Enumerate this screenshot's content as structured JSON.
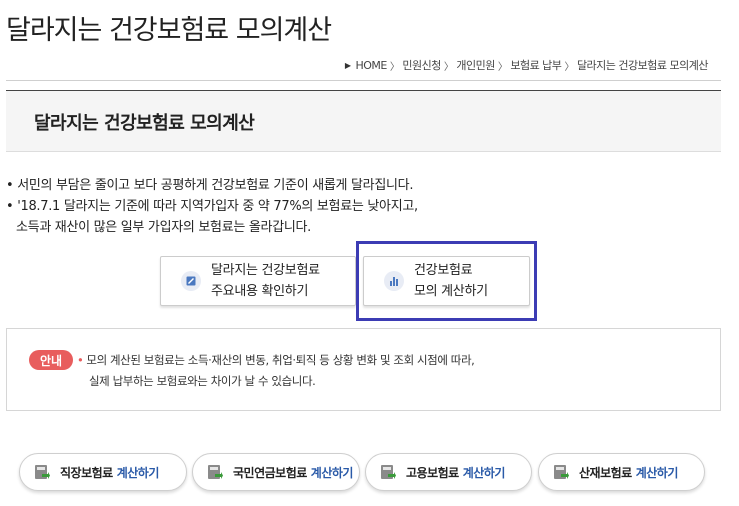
{
  "page": {
    "title": "달라지는 건강보험료 모의계산"
  },
  "breadcrumb": {
    "items": [
      "HOME",
      "민원신청",
      "개인민원",
      "보험료 납부",
      "달라지는 건강보험료 모의계산"
    ],
    "separator": "〉"
  },
  "section": {
    "title": "달라지는 건강보험료 모의계산"
  },
  "intro": {
    "line1": "• 서민의 부담은 줄이고 보다 공평하게 건강보험료 기준이 새롭게 달라집니다.",
    "line2": "• '18.7.1 달라지는 기준에 따라 지역가입자 중 약 77%의 보험료는 낮아지고,",
    "line3": "소득과 재산이 많은 일부 가입자의 보험료는 올라갑니다."
  },
  "buttons": {
    "summary_line1": "달라지는 건강보험료",
    "summary_line2": "주요내용 확인하기",
    "calc_line1": "건강보험료",
    "calc_line2": "모의 계산하기"
  },
  "notice": {
    "badge": "안내",
    "line1": "모의 계산된 보험료는 소득·재산의 변동, 취업·퇴직 등 상황 변화 및 조회 시점에 따라,",
    "line2": "실제 납부하는 보험료와는 차이가 날 수 있습니다."
  },
  "calculators": [
    {
      "name": "직장보험료",
      "action": "계산하기"
    },
    {
      "name": "국민연금보험료",
      "action": "계산하기"
    },
    {
      "name": "고용보험료",
      "action": "계산하기"
    },
    {
      "name": "산재보험료",
      "action": "계산하기"
    }
  ],
  "colors": {
    "highlight": "#3c3cb4",
    "notice_badge": "#e85d5d",
    "action_text": "#2a5aa8",
    "icon_green": "#3a9a3a"
  },
  "icons": {
    "summary": "document-icon",
    "calc": "bar-chart-icon",
    "calculator": "calculator-arrow-icon"
  }
}
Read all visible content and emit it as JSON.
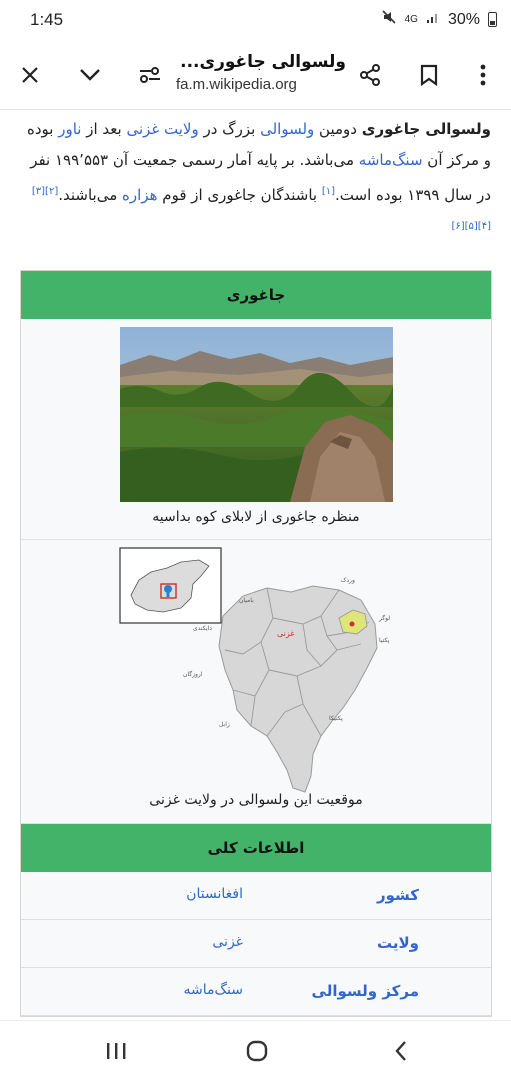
{
  "status_bar": {
    "time": "1:45",
    "network": "4G",
    "battery": "30%"
  },
  "toolbar": {
    "title": "ولسوالی جاغوری...",
    "url": "fa.m.wikipedia.org",
    "icons": [
      "close-icon",
      "chevron-down-icon",
      "page-settings-icon",
      "share-icon",
      "bookmark-icon",
      "more-vert-icon"
    ]
  },
  "article": {
    "bold_name": "ولسوالی جاغوری",
    "t1": " دومین ",
    "link_wolswali": "ولسوالی",
    "t2": " بزرگ در ",
    "link_ghazni": "ولایت غزنی",
    "t3": " بعد از ",
    "link_nawur": "ناور",
    "t4": " بوده و مرکز آن ",
    "link_sangmasha": "سنگ‌ماشه",
    "t5": " می‌باشد. بر پایه آمار رسمی جمعیت آن ۱۹۹٬۵۵۳ نفر در سال ۱۳۹۹ بوده است.",
    "ref1": "[۱]",
    "t6": " باشندگان جاغوری از قوم ",
    "link_hazara": "هزاره",
    "t7": " می‌باشند.",
    "refs": "[۲][۳][۴][۵][۶]"
  },
  "infobox": {
    "header": "جاغوری",
    "photo_caption": "منظره جاغوری از لابلای کوه بداسیه",
    "map_caption": "موقعیت این ولسوالی در ولایت غزنی",
    "map_labels": {
      "ghazni": "غزنی",
      "wardak": "وردک",
      "bamyan": "بامیان",
      "daykundi": "دایکندی",
      "urozgan": "اروزگان",
      "zabul": "زابل",
      "paktika": "پکتیکا",
      "logar": "لوگر",
      "paktia": "پکتیا"
    },
    "section_title": "اطلاعات کلی",
    "rows": [
      {
        "label": "کشور",
        "value": "افغانستان"
      },
      {
        "label": "ولایت",
        "value": "غزنی"
      },
      {
        "label": "مرکز ولسوالی",
        "value": "سنگ‌ماشه"
      }
    ]
  },
  "colors": {
    "accent_green": "#43b36a",
    "link_blue": "#3366cc",
    "map_highlight": "#e0e57a"
  }
}
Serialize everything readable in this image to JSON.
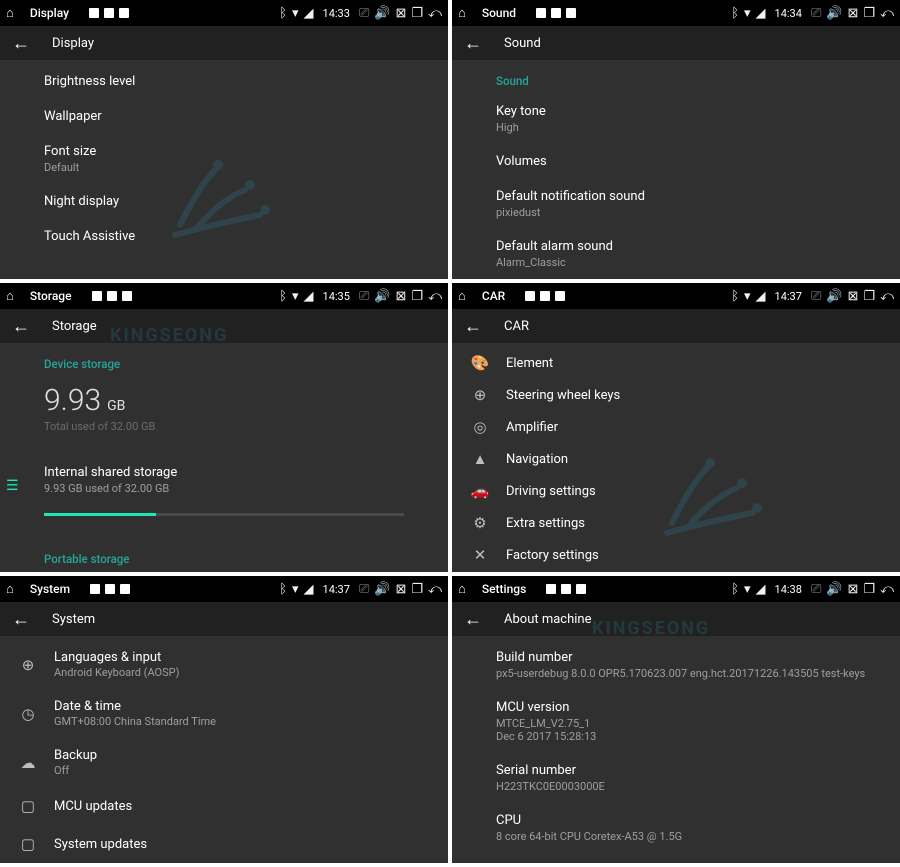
{
  "panels": [
    {
      "statusTitle": "Display",
      "time": "14:33",
      "subTitle": "Display",
      "items": [
        {
          "primary": "Brightness level"
        },
        {
          "primary": "Wallpaper"
        },
        {
          "primary": "Font size",
          "secondary": "Default"
        },
        {
          "primary": "Night display"
        },
        {
          "primary": "Touch Assistive"
        }
      ]
    },
    {
      "statusTitle": "Sound",
      "time": "14:34",
      "subTitle": "Sound",
      "section": "Sound",
      "items": [
        {
          "primary": "Key tone",
          "secondary": "High"
        },
        {
          "primary": "Volumes"
        },
        {
          "primary": "Default notification sound",
          "secondary": "pixiedust"
        },
        {
          "primary": "Default alarm sound",
          "secondary": "Alarm_Classic"
        }
      ]
    },
    {
      "statusTitle": "Storage",
      "time": "14:35",
      "subTitle": "Storage",
      "deviceSection": "Device storage",
      "usedNum": "9.93",
      "usedUnit": "GB",
      "usedCaption": "Total used of 32.00 GB",
      "internal": {
        "primary": "Internal shared storage",
        "secondary": "9.93 GB used of 32.00 GB"
      },
      "progressPct": 31,
      "portableSection": "Portable storage"
    },
    {
      "statusTitle": "CAR",
      "time": "14:37",
      "subTitle": "CAR",
      "items": [
        {
          "icon": "palette",
          "primary": "Element"
        },
        {
          "icon": "steering",
          "primary": "Steering wheel keys"
        },
        {
          "icon": "amp",
          "primary": "Amplifier"
        },
        {
          "icon": "nav",
          "primary": "Navigation"
        },
        {
          "icon": "car",
          "primary": "Driving settings"
        },
        {
          "icon": "extra",
          "primary": "Extra settings"
        },
        {
          "icon": "tools",
          "primary": "Factory settings"
        }
      ]
    },
    {
      "statusTitle": "System",
      "time": "14:37",
      "subTitle": "System",
      "items": [
        {
          "icon": "globe",
          "primary": "Languages & input",
          "secondary": "Android Keyboard (AOSP)"
        },
        {
          "icon": "clock",
          "primary": "Date & time",
          "secondary": "GMT+08:00 China Standard Time"
        },
        {
          "icon": "cloud",
          "primary": "Backup",
          "secondary": "Off"
        },
        {
          "icon": "device",
          "primary": "MCU updates"
        },
        {
          "icon": "device",
          "primary": "System updates"
        }
      ]
    },
    {
      "statusTitle": "Settings",
      "time": "14:38",
      "subTitle": "About machine",
      "items": [
        {
          "primary": "Build number",
          "secondary": "px5-userdebug 8.0.0 OPR5.170623.007 eng.hct.20171226.143505 test-keys"
        },
        {
          "primary": "MCU version",
          "secondary": "MTCE_LM_V2.75_1\nDec  6 2017 15:28:13"
        },
        {
          "primary": "Serial number",
          "secondary": "H223TKC0E0003000E"
        },
        {
          "primary": "CPU",
          "secondary": "8 core 64-bit CPU Coretex-A53 @ 1.5G"
        }
      ]
    }
  ],
  "watermarkText": "KINGSEONG",
  "iconGlyphs": {
    "palette": "🎨",
    "steering": "⊕",
    "amp": "◎",
    "nav": "▲",
    "car": "🚗",
    "extra": "⚙",
    "tools": "✕",
    "globe": "⊕",
    "clock": "◷",
    "cloud": "☁",
    "device": "▢"
  }
}
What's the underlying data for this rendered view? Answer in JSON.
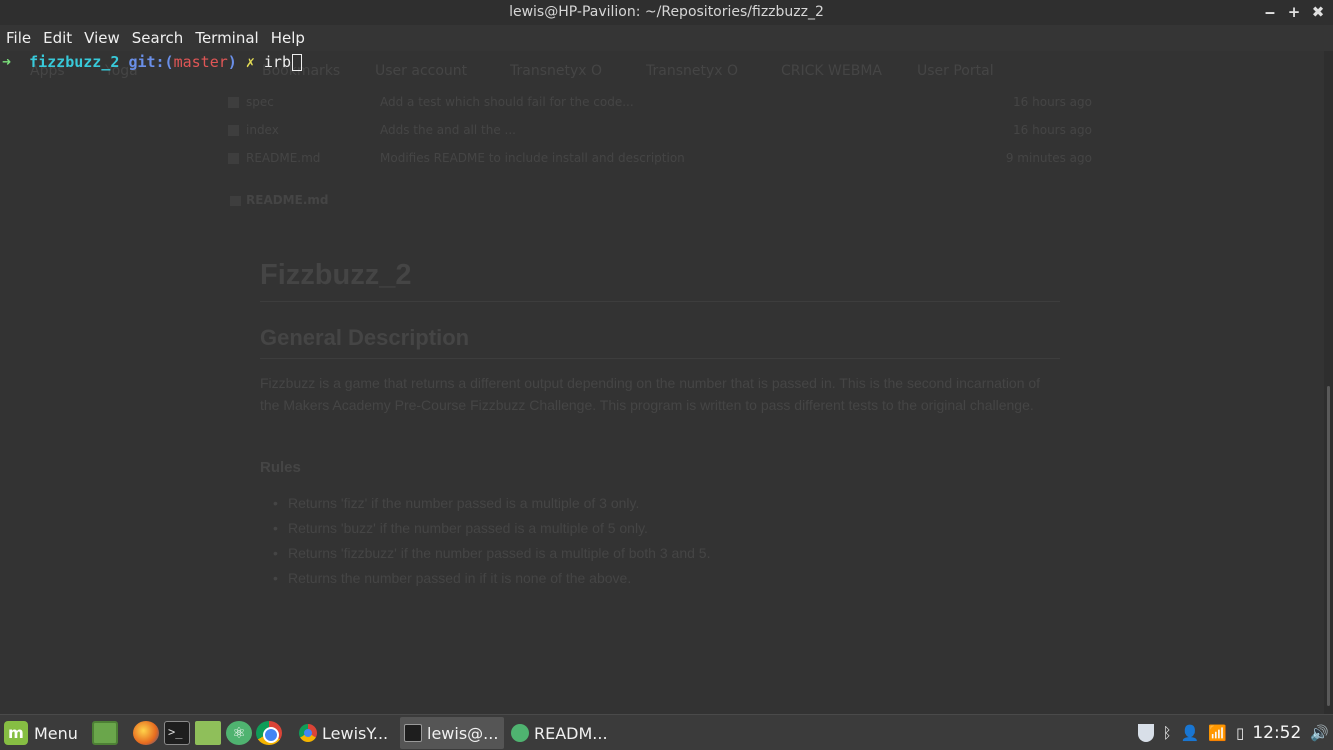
{
  "window": {
    "title": "lewis@HP-Pavilion: ~/Repositories/fizzbuzz_2",
    "minimize": "‒",
    "maximize": "+",
    "close": "✖"
  },
  "menubar": [
    "File",
    "Edit",
    "View",
    "Search",
    "Terminal",
    "Help"
  ],
  "prompt": {
    "arrow": "➜",
    "dir": "fizzbuzz_2",
    "git_label": "git:(",
    "branch": "master",
    "git_close": ")",
    "dirty": "✗",
    "command": "irb"
  },
  "background_browser": {
    "bookmarks": [
      "Apps",
      "Yoga",
      "Bookmarks",
      "User account",
      "Transnetyx O",
      "Transnetyx O",
      "CRICK WEBMA",
      "User Portal"
    ],
    "files": [
      {
        "name": "spec",
        "message": "Add a test which should fail for the code...",
        "age": "16 hours ago"
      },
      {
        "name": "index",
        "message": "Adds the and all the ...",
        "age": "16 hours ago"
      },
      {
        "name": "README.md",
        "message": "Modifies README to include install and description",
        "age": "9 minutes ago"
      }
    ],
    "readme_label": "README.md",
    "doc": {
      "h1": "Fizzbuzz_2",
      "h2": "General Description",
      "paragraph": "Fizzbuzz is a game that returns a different output depending on the number that is passed in. This is the second incarnation of the Makers Academy Pre-Course Fizzbuzz Challenge. This program is written to pass different tests to the original challenge.",
      "h3": "Rules",
      "rules": [
        "Returns 'fizz' if the number passed is a multiple of 3 only.",
        "Returns 'buzz' if the number passed is a multiple of 5 only.",
        "Returns 'fizzbuzz' if the number passed is a multiple of both 3 and 5.",
        "Returns the number passed in if it is none of the above."
      ]
    }
  },
  "taskbar": {
    "menu_label": "Menu",
    "launchers": [
      "desktop-icon",
      "firefox-icon",
      "terminal-icon",
      "files-icon",
      "atom-icon",
      "chrome-icon"
    ],
    "tasks": [
      {
        "label": "LewisY...",
        "icon": "chrome-icon"
      },
      {
        "label": "lewis@...",
        "icon": "terminal-icon"
      },
      {
        "label": "READM...",
        "icon": "atom-icon"
      }
    ],
    "clock": "12:52"
  },
  "colors": {
    "prompt_arrow": "#7be07b",
    "prompt_dir": "#38c9d9",
    "prompt_git": "#6a8fe8",
    "prompt_branch": "#e05656",
    "prompt_dirty": "#e5dd55",
    "mint_green": "#86be43"
  }
}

◇ ◇ ◇ ◇ ◇ ◇ ◇

Your task:
Look through the data and gather every line with the string "System" in it.

Output of the task:
      "statusTitle": "System",
      "subTitle": "System",
          "primary": "System updates"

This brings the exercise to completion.